**Raw data:**
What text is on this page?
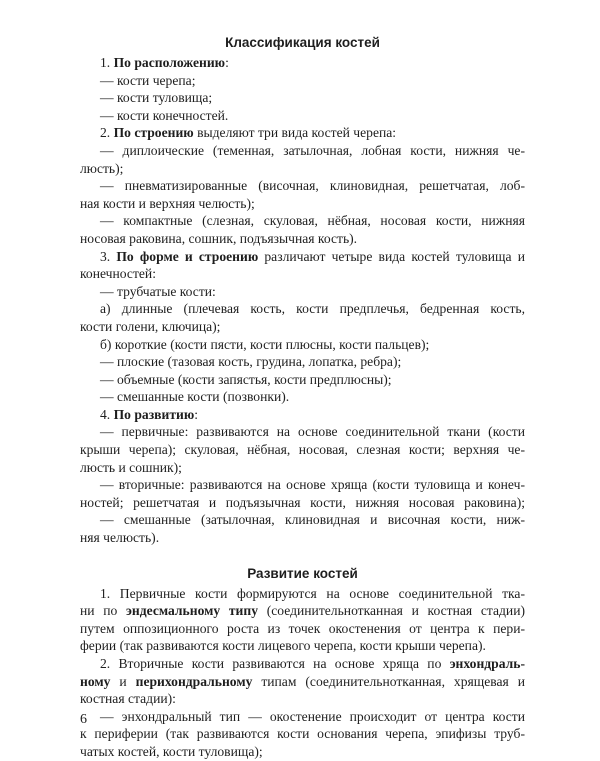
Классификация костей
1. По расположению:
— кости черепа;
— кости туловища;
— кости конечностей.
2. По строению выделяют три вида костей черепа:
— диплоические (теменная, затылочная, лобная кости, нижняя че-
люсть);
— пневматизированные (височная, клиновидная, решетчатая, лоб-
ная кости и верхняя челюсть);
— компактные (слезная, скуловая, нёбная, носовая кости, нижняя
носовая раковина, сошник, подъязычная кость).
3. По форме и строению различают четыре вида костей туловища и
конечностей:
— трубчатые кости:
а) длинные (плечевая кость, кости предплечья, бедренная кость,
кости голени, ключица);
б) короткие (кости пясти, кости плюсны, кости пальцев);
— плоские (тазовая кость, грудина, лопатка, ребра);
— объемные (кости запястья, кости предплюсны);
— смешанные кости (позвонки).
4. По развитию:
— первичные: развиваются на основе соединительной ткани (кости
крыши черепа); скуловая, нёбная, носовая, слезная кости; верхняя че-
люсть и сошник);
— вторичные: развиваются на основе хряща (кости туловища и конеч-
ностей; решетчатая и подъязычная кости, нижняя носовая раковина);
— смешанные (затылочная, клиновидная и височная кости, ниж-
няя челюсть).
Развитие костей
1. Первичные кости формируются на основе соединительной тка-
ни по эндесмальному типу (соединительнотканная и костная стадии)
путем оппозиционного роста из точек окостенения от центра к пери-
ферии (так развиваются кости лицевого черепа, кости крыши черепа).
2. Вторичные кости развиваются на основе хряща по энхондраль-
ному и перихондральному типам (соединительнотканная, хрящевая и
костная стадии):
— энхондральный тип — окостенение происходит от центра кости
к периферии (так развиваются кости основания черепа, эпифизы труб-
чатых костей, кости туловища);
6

--

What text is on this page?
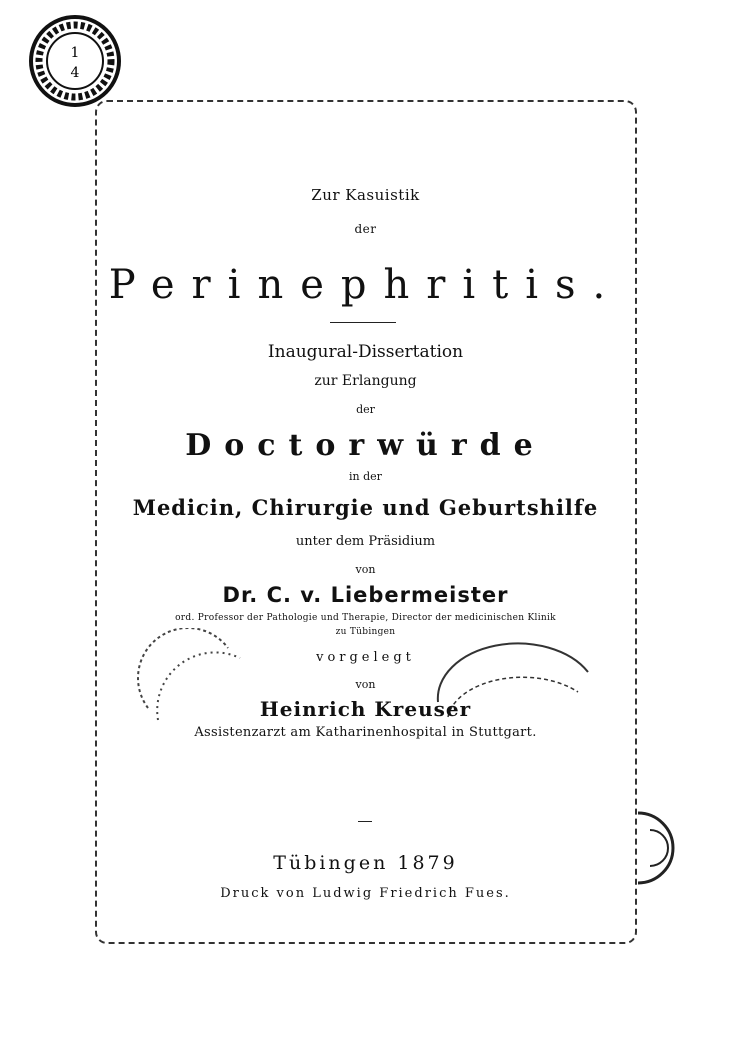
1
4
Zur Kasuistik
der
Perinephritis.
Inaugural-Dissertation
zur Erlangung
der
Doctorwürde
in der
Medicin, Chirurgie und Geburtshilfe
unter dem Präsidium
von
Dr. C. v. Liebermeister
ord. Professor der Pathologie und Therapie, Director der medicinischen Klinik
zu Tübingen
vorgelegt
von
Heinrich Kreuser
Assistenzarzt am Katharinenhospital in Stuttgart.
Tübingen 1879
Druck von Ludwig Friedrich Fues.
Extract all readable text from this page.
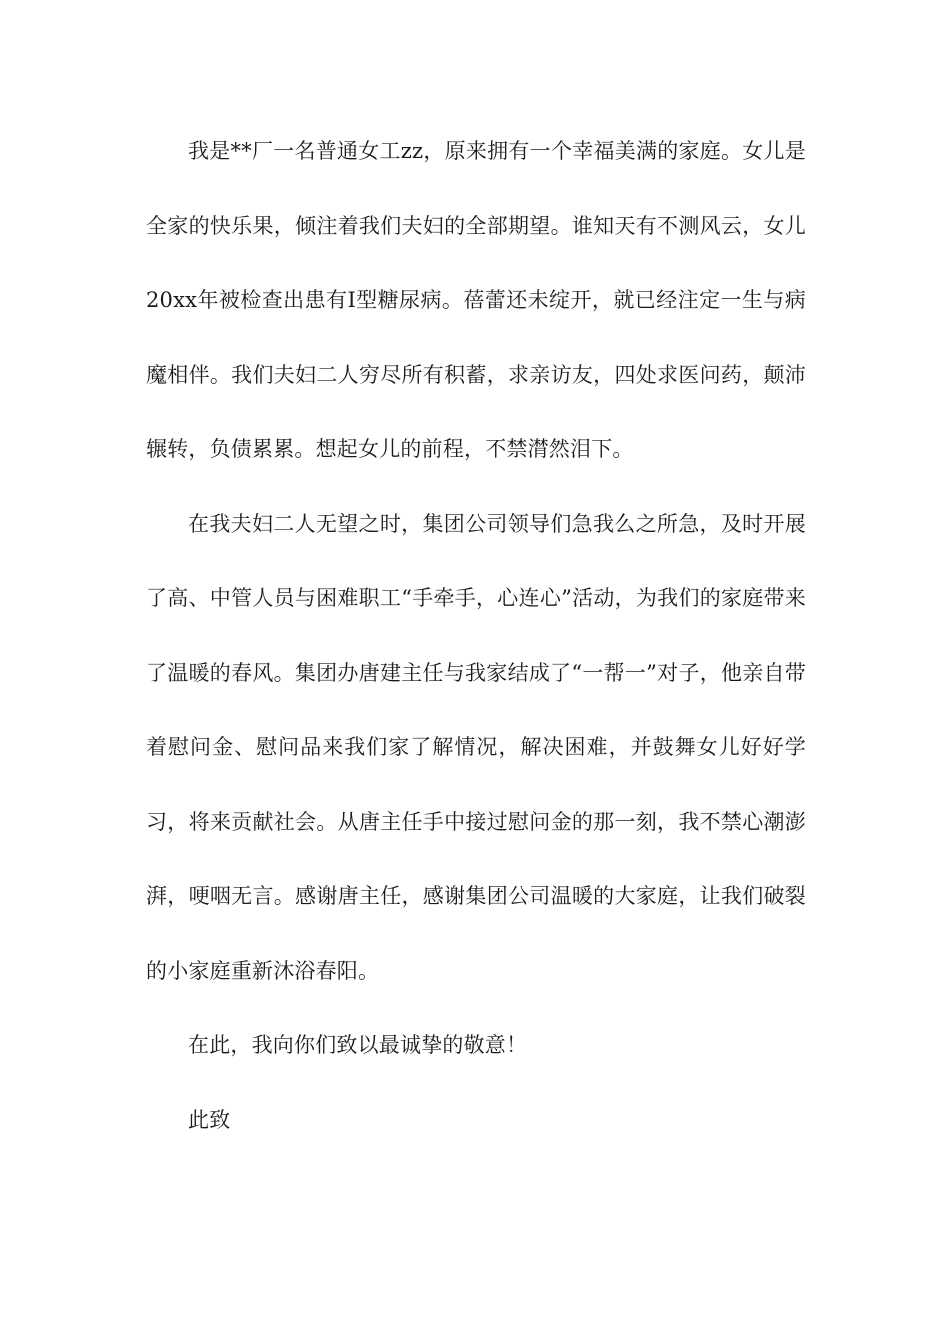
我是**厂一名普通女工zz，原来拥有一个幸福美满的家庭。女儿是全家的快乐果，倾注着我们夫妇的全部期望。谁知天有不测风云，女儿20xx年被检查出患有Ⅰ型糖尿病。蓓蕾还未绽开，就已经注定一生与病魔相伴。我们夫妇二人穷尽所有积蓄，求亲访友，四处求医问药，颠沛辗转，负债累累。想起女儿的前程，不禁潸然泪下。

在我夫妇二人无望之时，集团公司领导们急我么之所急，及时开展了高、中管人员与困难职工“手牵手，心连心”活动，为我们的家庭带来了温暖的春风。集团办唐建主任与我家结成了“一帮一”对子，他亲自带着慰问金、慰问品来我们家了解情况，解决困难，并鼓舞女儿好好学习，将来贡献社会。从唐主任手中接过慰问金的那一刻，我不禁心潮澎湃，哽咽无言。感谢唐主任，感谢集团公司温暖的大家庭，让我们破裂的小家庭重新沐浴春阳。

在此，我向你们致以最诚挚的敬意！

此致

**Task directions:** Give every line of the material that includes the string "смешанные".

**Result:**
— смешанные кости (позвонки).
— смешанные (затылочная, клиновидная и височная кости, ниж-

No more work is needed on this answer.